スイスでのプロサッカー生活を綴った本文を、最後の文に続けて書き進めてください。

:: 本文 ::
******************************

The story of Naocastle ~スイスでの日々パート1~ 第六章

False friends are like our shadow,
keeping close to us while we walk in the sunshine,
but leaving us the instant we cross into the shade.
- Christian N. Bovee(1820-1904, American author, lawyer)


「偽りの友というのは、我々の影のような存在である
日向を歩む時は傍にいるものの、日陰に入った瞬間に去ってゆく」


最初の3試合は労働ビザが下りなかったのと、オーストラリアでの最後の試合で
イエローカードをもらい、イエローの枚数で出場停止を食らっていたので試合には出られませんでした。
しかし監督は相当試合に出したかったのか、出場OKとなった試合からは即効メンバーに入ってベンチに座り、最初の途中出場選手として30分ぐらい使われ、数週間後にはスタメンの座を勝ち取っていました。


家、車付きの条件で結んだ契約は僕にとっては夢のような話で、
このまま試合にずっと出られれば、日本代表も夢ではないとさえ思いはじめていました。
そこへ…


グシャッ!


練習で削られ、足首の靭帯をやられて1ヶ月の怪我。
甘かった。あまりにも甘すぎた。


どんだけの人間がプロになれると思ってんねん?生活がかかってんねんぞ。
外国から来た日本人選手なんかにポジションを取られて、黙ってる訳がないやんけ。


無駄にした一日は一生取り返せない。
一日一日、100%集中して取り込む事を改めて思わせられた出来事でしたね。


練習場に行くと周りの人間からは、
「おいおい、ナオキ、ホリデーか」?
もちろん嫌味の入った冗談ですが、それが悔しければはじめっから怪我をするべきではない。


しばらくは歩く事もちゃんと出来なく、足を引きずりながらフィジオセラピーへと…


「どおや?スイスのメンタリティには慣れたか?」


スイス人だが、アメリカとかにも住んだ事がありオープンマインドなフィジオセラピーの彼が聞いてきた。
ん?具体的にどういうところがですか?と聞き返すと…


「全員が一匹狼である事かな。後は、知ってのとおりヌシャテルはスイスの中ではフランス圏に中る。
英語が嫌いな事がわかるような経験はもうしたんじゃないか?まあ基本的に、外国人を認めない傾向があるのかもな。」


確かにレストランで一つメニューを頼むのでも、郵便局で荷物を送るのでも、
英語を喋ったら思いっきり無視されて大変でした。
喋れるくせに、喋らないのは、どうかと思いますが。笑
他にあった事と言えば、ホテルに泊まっている時、シドニーに居る母や友達とかから電話がかかってきても英語で喋ると電話を繋いでくれない時がありました。


この時はまだ気付いてなかったのですが、ずっと僕や他の外国人選手達の事を無視し続ける連中がチームの中に居る事に半年後に実感しました。
半年という時が経っても、会話をしていないチームメートが何人も居ました。
喋りが大好きな僕にはこんな事はかなり珍しい事であり、冗談を言ったり、ふざけ合えないのがかなり苦しかったです。

******************************

収集したデータ項目
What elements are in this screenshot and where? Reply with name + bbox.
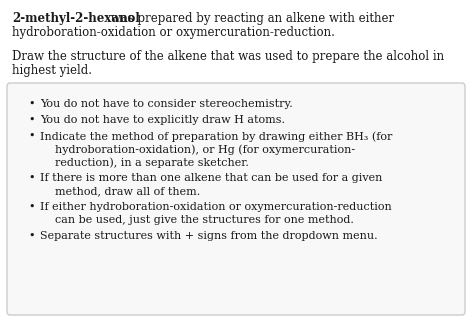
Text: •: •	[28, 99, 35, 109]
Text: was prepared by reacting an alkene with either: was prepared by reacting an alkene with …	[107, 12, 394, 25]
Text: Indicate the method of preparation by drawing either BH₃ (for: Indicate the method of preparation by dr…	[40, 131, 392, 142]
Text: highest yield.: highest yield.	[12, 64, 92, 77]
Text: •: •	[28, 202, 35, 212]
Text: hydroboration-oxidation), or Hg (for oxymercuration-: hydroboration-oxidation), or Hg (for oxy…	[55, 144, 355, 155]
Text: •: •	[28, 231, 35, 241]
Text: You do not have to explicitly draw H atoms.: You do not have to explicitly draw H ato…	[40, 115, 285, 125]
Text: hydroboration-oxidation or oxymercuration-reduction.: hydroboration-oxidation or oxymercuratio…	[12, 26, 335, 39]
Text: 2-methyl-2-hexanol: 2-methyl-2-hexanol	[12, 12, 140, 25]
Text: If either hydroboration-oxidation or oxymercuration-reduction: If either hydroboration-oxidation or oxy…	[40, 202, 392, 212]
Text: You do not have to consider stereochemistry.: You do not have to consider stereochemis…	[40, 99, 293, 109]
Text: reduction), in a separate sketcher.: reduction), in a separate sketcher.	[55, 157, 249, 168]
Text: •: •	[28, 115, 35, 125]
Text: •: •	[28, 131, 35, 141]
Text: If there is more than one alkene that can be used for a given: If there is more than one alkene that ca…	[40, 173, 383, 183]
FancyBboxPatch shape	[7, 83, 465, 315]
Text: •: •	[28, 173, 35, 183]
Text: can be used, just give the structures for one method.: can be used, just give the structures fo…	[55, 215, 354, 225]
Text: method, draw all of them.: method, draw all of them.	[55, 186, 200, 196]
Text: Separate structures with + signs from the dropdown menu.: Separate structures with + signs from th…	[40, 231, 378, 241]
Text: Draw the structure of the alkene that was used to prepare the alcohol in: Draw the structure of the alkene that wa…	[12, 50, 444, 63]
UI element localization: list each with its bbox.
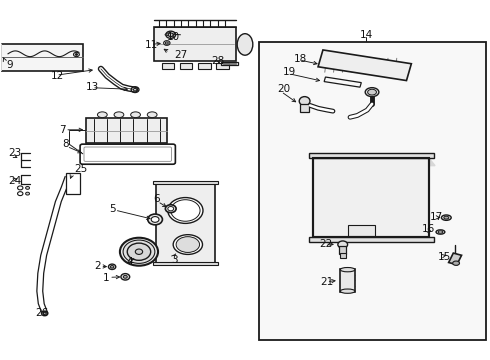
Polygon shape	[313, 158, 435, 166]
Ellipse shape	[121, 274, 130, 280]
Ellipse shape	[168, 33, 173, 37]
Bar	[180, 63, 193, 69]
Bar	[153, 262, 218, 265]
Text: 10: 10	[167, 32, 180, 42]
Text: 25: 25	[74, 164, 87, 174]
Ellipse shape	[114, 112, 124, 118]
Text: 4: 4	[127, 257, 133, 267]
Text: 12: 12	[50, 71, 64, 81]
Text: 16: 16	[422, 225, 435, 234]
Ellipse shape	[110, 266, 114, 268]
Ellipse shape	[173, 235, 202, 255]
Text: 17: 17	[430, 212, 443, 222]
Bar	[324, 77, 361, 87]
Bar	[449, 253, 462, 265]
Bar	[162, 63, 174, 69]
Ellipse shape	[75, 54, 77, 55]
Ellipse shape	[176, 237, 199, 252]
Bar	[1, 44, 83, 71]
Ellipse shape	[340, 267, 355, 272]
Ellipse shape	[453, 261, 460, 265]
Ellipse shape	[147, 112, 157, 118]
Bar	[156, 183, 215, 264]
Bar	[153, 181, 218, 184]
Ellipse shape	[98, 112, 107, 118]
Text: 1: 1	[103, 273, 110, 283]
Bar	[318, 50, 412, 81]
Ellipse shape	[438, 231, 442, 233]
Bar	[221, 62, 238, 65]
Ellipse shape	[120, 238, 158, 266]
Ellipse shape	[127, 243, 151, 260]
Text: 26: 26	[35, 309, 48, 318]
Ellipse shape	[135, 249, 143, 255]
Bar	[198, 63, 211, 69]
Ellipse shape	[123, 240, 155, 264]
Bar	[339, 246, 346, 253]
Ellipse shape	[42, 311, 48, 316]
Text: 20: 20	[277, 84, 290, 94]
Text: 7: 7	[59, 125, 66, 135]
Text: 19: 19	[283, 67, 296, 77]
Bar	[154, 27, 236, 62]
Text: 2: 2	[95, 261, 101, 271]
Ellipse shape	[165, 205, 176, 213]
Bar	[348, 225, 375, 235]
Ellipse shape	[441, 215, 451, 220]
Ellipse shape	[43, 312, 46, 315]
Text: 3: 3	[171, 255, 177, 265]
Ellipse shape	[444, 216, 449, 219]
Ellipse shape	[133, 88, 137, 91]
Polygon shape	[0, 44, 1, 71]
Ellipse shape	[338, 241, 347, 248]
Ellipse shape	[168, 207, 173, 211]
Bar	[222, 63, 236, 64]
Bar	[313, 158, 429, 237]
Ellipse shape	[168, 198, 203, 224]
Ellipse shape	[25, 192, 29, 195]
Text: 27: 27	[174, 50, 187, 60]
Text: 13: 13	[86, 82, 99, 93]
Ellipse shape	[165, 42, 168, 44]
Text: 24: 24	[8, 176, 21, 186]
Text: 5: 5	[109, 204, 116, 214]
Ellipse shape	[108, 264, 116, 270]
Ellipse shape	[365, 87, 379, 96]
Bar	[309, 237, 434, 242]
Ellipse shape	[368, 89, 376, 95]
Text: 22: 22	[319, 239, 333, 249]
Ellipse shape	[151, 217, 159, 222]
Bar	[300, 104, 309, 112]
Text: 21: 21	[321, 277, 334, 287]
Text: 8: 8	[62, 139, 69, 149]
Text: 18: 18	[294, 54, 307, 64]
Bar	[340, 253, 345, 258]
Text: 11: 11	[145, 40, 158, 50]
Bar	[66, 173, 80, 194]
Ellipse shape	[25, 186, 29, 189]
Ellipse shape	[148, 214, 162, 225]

******************************

:: 解答 ::
郷に入れば郷に従え。
という言葉があるように、その国のルールに従い、その国の言葉をいかに早く覚えようとする事がどんだけ大切な事かを改めて思い知らされましたね。
やはり、習慣や言葉を習おうとする姿勢はそこの国の人々に対するリスペクトであり、フランス語を習ってはいたものの中途半端にやっていた僕は人間として失格でしょう。


「ヨーロッパのサッカーは厳しいビジネスだ。生き残るためには絶対強くなければいけない。時には嫌な奴に徹する事も必要だろう。人間関係でもプレーでも汚い事を平気でしなければいけない。」
僕が納得している訳ではないのですが、この言葉はベテラン選手、監督、代理人等、色んな人から言われました。


確かにヨーロッパでのサッカーは、もうスポーツを超えて大半にとってはビジネスでしかない。
選手なんて例えて言えば道具みたいなもんでしょう。
いい道具は監督から常に使われて、クラブからも大事にされる。
要らない道具はほったからしにされ、ゴミみたいなものでしかない。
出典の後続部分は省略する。